> [WRITTEN INSTRUCTION] Copy every line that holds "Disable".

> [Collected data]
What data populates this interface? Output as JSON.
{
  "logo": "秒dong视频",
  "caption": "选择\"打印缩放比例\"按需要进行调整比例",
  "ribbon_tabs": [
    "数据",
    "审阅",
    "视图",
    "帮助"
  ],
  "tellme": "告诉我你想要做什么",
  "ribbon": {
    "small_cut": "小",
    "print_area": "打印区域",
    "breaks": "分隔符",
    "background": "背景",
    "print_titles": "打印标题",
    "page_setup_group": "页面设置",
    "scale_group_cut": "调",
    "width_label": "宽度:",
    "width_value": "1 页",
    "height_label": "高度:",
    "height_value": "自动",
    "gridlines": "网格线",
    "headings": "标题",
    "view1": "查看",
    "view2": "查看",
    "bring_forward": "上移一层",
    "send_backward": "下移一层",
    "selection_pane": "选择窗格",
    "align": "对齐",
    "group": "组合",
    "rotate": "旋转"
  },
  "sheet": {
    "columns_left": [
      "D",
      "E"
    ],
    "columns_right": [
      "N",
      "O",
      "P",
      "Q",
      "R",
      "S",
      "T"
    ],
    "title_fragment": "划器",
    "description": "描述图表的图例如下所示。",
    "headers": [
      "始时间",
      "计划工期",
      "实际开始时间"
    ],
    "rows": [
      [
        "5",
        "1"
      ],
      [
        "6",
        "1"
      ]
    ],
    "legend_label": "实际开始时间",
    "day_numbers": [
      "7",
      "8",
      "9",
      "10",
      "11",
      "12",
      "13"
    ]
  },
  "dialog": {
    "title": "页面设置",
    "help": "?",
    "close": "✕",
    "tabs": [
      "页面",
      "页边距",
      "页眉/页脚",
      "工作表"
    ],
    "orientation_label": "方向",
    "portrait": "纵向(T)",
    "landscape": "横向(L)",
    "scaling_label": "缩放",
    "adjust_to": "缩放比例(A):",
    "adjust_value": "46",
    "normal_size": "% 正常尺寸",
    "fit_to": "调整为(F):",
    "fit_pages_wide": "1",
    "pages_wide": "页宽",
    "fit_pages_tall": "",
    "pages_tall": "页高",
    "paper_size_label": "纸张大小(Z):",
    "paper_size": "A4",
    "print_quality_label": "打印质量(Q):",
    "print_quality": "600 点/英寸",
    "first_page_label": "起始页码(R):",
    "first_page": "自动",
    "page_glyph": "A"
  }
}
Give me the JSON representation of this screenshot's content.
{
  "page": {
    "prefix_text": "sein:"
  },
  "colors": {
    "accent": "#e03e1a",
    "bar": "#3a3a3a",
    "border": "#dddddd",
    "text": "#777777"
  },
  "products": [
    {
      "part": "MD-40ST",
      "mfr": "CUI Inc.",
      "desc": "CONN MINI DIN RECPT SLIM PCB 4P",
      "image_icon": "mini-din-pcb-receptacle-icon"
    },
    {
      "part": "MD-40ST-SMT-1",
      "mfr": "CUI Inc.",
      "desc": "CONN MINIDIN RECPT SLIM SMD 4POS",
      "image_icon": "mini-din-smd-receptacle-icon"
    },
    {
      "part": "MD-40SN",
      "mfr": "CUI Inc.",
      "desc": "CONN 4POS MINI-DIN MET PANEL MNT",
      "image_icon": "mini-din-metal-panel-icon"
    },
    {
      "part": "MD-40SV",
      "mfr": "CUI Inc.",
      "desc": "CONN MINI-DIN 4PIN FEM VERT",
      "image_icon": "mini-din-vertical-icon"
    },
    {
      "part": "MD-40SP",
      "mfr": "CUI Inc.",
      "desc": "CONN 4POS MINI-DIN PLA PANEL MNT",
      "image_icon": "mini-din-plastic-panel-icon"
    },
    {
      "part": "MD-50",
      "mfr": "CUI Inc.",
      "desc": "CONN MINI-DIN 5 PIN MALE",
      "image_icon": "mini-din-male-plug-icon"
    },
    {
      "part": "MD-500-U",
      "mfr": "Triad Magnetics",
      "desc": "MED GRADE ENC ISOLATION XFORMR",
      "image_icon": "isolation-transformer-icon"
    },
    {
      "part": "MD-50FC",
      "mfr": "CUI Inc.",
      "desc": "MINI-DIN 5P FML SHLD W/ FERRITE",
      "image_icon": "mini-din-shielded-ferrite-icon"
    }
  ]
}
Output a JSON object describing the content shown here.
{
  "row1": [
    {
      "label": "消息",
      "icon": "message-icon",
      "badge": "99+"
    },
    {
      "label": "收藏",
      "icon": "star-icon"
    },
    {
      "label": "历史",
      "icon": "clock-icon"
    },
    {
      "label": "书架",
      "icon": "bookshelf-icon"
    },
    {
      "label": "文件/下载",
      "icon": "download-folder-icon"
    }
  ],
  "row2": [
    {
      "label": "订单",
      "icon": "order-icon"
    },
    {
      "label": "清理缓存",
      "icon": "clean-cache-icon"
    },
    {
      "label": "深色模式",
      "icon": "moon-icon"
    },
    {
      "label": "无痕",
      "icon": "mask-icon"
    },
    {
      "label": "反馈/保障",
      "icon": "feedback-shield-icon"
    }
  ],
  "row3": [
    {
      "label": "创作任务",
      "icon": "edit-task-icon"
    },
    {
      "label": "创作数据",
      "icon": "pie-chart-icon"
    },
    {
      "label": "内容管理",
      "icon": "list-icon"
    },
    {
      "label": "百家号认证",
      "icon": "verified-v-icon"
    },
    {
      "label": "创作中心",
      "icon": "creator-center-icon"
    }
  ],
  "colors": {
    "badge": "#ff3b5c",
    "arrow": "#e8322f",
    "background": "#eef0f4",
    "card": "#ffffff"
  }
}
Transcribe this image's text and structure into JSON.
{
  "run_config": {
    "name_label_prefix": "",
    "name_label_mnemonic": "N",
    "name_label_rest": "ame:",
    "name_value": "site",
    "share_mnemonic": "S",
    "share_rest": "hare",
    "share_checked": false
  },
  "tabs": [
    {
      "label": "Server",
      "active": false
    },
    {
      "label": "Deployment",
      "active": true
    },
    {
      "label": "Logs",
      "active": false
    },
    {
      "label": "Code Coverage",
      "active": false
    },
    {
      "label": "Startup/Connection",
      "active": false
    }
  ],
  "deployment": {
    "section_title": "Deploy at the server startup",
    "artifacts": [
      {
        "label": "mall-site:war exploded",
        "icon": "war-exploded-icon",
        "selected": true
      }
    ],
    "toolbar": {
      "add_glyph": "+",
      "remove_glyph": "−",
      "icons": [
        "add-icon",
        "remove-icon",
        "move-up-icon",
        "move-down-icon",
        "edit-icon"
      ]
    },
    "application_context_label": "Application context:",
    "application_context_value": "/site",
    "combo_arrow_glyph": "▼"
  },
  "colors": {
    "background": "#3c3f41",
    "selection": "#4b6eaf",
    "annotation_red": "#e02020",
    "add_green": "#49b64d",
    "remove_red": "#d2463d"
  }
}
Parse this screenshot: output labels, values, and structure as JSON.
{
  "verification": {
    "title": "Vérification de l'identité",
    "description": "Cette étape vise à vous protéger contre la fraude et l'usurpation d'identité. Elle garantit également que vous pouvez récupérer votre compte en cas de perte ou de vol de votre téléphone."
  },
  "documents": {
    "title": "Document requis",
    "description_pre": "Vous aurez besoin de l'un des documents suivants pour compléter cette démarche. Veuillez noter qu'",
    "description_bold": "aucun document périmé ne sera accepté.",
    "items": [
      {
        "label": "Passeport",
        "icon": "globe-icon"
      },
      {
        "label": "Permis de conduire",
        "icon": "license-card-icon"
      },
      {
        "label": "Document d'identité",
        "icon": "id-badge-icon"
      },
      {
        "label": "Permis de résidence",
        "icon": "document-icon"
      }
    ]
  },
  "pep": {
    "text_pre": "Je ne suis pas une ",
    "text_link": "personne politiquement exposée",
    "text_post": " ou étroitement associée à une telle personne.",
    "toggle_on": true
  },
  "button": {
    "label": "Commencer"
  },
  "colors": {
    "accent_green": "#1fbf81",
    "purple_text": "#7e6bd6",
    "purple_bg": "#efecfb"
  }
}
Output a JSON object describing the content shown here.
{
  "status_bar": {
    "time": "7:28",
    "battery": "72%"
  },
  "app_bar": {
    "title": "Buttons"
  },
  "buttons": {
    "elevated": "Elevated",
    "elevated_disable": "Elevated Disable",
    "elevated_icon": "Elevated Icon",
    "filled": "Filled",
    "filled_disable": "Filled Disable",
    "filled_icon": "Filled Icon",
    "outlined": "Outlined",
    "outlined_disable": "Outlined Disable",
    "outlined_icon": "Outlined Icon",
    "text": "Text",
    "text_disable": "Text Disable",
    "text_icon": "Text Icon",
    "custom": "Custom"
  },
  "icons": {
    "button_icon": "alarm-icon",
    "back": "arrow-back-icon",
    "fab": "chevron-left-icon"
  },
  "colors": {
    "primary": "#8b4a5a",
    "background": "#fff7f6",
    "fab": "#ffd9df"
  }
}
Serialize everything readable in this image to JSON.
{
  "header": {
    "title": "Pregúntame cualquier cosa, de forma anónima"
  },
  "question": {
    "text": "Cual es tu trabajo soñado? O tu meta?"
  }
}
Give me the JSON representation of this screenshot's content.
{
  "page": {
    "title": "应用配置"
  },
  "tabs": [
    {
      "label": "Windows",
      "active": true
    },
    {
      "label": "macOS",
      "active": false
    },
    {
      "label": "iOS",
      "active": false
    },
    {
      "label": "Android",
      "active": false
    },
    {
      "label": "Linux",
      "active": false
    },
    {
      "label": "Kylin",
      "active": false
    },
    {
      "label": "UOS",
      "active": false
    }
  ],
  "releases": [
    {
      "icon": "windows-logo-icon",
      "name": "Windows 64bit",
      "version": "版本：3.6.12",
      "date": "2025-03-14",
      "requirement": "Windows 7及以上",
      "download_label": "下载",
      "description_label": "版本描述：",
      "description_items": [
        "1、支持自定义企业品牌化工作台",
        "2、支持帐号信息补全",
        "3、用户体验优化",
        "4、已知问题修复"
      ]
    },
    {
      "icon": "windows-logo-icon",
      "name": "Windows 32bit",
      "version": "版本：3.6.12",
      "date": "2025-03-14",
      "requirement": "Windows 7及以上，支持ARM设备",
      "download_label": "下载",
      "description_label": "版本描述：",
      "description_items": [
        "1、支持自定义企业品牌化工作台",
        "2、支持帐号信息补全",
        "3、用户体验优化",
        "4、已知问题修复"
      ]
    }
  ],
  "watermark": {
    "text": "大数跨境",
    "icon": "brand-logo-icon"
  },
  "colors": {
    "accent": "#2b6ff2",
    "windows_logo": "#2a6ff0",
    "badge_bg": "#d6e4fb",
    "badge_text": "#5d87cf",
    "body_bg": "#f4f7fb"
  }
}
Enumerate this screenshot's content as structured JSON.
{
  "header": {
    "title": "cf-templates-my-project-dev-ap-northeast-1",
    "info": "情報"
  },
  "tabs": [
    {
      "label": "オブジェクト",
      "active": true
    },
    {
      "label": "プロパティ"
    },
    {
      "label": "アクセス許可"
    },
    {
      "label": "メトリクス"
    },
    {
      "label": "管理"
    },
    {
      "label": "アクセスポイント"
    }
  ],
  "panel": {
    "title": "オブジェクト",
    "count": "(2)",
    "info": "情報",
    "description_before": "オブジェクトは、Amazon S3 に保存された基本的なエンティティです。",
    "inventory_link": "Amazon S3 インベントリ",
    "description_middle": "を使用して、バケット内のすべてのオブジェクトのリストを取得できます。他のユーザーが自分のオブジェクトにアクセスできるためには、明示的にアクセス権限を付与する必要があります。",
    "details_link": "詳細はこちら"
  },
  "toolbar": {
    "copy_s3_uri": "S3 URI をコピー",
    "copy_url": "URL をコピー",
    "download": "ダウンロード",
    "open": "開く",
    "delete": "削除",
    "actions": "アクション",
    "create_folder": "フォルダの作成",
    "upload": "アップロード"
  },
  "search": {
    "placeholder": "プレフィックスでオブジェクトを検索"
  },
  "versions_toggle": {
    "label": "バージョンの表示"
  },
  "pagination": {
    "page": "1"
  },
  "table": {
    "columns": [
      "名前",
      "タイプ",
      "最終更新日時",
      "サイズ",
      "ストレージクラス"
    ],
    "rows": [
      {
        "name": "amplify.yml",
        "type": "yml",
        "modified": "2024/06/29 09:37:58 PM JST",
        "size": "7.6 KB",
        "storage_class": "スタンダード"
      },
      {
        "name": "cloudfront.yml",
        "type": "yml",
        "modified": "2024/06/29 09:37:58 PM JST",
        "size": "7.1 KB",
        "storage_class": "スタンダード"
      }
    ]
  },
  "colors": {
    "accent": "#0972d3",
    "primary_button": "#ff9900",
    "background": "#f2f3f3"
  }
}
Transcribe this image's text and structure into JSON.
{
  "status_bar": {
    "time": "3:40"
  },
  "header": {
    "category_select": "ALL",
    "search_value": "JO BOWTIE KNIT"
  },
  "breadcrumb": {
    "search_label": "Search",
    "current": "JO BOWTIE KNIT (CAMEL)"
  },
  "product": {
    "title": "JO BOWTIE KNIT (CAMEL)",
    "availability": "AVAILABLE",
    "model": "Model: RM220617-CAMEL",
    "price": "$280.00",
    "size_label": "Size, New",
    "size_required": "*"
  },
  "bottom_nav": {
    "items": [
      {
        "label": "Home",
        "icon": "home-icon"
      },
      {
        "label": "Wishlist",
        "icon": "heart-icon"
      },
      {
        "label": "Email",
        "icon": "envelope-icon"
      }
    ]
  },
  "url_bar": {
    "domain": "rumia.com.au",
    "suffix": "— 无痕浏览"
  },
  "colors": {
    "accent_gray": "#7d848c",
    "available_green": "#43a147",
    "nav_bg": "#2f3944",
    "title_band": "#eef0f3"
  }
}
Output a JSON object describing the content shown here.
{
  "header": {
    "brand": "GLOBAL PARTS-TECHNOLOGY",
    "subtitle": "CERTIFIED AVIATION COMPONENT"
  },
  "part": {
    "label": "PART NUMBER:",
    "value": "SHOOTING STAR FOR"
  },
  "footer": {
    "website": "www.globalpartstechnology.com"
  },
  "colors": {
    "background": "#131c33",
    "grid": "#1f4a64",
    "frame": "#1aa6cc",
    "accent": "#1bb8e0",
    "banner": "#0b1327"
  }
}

> [EXERCISE OUTPUT]
    "elevated_disable": "Elevated Disable",
    "filled_disable": "Filled Disable",
    "outlined_disable": "Outlined Disable",
    "text_disable": "Text Disable",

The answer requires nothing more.